● **Brano di partenza**
⁂

Secondo la Hertz la perdita della comunità parte con l’affermazione del capitalismo neoliberista negli anni 80, che ha accelerato le diseguaglianze, dato più poteri alle imprese e alla finanza, rivoluzionato profondamente le relazioni economiche e umane, riducendo così l’uomo al solo stato “economicus”, preoccupato unicamente dei propri interessi personali. Gli smartphone e i social media hanno ancora più radicalizzato tutto questo, con la conseguenza pratica che oggi in USA 3 persone su 5 si considerano sole e il 60% degli inglesi non conosce il nome dei propri vicini.
Perché leggerlo ______________
Ci sono alcuni approfondimenti di particolare interesse. Innanzitutto la Heertz sostiene che i movimenti populisti di destra abbiano fatto molto leva sulla solitudine per creare nuove comunità basate sul malcontento e la protesta, dal partito xenofobo a Donald Trump negli States.
L’altro aspetto interessante, secondo il punto di vista dell’economista inglese è come questo “io frammentato e solo” si sia manifestato globalmente in una società che non si è preoccupata di attenuarne il disagio, ma piuttosto di assecondarlo, con poche risposte e proposte tese a respingerlo a favore di un ritorno alla collettività. Come? Attraverso una serie iniziative, dal co-working al co-housing, dove alla fine le protagoniste erano le imprese che hanno dato vita più spesso a forme di comunità a pagamento, da commercializzare anche a caro prezzo, con il paradosso dell’inclusione “esclusiva”. Quindi una sorta di wewashing come nuovo greenwashing, un’offerta che non ha la possibilità né l’intenzione di offrire nuova solidarietà. Per non parlare dei robot da compagnia e di altri sostitutivi sociali.
L’ultimo capitolo è dedicato alle possibili soluzioni e alle azioni di contrasto. Qui emerge la forte critica della Heertz al capitalismo neoliberista e un ritorno alla comunità che passi attraverso governi, politica, partiti, sindacati e individui. Manca invece del tutto “il terzo settore” forse poco sviluppato nel tessuto anglosassone in cui opera l’autrice.

⁂

● **Record del dataset**
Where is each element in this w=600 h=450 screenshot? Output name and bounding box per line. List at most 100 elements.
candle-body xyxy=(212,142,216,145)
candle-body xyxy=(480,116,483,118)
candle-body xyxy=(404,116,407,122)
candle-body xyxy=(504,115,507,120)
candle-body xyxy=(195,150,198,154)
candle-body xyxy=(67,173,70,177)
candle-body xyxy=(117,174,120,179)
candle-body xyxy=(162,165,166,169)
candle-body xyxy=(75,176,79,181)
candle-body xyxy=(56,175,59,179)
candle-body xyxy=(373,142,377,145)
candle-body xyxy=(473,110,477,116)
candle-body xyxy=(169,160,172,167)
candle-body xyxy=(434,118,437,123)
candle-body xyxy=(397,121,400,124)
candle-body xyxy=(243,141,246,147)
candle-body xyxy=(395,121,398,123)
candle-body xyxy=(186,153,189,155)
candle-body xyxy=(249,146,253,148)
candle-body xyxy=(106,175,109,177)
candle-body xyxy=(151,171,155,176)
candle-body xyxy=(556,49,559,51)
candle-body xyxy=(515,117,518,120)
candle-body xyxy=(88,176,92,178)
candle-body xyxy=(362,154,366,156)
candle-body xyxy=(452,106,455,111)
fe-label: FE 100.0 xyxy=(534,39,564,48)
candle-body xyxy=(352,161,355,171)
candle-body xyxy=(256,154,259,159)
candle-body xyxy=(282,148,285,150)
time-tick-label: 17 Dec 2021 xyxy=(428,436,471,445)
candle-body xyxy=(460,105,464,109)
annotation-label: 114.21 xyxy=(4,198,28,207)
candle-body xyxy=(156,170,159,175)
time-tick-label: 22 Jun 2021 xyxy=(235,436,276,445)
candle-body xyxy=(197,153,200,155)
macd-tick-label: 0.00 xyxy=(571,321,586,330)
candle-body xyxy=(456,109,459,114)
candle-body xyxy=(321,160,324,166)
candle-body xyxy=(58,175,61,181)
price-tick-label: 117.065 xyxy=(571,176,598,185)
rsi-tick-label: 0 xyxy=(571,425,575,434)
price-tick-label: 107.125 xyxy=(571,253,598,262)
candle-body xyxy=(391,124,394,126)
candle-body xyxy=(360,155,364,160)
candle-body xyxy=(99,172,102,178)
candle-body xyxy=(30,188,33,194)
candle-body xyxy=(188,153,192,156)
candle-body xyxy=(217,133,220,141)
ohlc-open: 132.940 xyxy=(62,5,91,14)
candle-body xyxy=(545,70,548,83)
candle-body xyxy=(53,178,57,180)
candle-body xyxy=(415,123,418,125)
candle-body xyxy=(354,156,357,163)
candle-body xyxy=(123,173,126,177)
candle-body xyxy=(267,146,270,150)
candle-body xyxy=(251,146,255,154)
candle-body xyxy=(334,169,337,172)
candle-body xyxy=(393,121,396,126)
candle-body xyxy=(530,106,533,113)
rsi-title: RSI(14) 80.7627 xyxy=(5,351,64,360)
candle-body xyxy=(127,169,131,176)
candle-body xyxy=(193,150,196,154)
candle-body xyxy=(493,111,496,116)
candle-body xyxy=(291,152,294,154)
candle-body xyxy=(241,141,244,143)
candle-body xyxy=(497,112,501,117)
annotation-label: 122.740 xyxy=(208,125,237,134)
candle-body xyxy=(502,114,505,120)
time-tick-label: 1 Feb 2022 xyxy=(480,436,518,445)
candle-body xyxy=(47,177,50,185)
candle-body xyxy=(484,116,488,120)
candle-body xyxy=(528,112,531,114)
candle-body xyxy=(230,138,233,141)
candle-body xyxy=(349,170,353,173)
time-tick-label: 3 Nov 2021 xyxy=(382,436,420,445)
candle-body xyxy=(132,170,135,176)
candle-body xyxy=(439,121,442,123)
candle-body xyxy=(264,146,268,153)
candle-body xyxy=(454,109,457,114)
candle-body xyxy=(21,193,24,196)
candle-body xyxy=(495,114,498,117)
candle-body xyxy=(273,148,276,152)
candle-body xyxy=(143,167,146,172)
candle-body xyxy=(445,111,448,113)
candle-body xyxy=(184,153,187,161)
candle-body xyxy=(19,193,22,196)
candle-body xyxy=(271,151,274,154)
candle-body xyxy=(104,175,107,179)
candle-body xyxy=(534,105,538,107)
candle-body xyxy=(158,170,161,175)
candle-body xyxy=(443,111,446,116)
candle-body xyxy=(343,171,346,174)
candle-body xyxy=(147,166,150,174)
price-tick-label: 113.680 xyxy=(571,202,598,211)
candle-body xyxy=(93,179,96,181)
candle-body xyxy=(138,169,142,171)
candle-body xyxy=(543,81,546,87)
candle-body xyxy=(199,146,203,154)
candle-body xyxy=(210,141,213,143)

⁂

● **Attività richieste**
1. Secondo il brano, quale percentuale degli inglesi non conosce il nome dei propri vicini?
2. Trascrivi dal brano, senza modifiche, la parte che si apre con le parole contenenti "Secondo la Hertz" e si chiude con "Trump negli States.".
I record non hanno alcun ruolo in questo esercizio.

● **Risultati dell'esercizio**
1. Il 60%.

2.
Secondo la Hertz la perdita della comunità parte con l’affermazione del capitalismo neoliberista negli anni 80, che ha accelerato le diseguaglianze, dato più poteri alle imprese e alla finanza, rivoluzionato profondamente le relazioni economiche e umane, riducendo così l’uomo al solo stato “economicus”, preoccupato unicamente dei propri interessi personali. Gli smartphone e i social media hanno ancora più radicalizzato tutto questo, con la conseguenza pratica che oggi in USA 3 persone su 5 si considerano sole e il 60% degli inglesi non conosce il nome dei propri vicini.
Perché leggerlo ______________
Ci sono alcuni approfondimenti di particolare interesse. Innanzitutto la Heertz sostiene che i movimenti populisti di destra abbiano fatto molto leva sulla solitudine per creare nuove comunità basate sul malcontento e la protesta, dal partito xenofobo a Donald Trump negli States.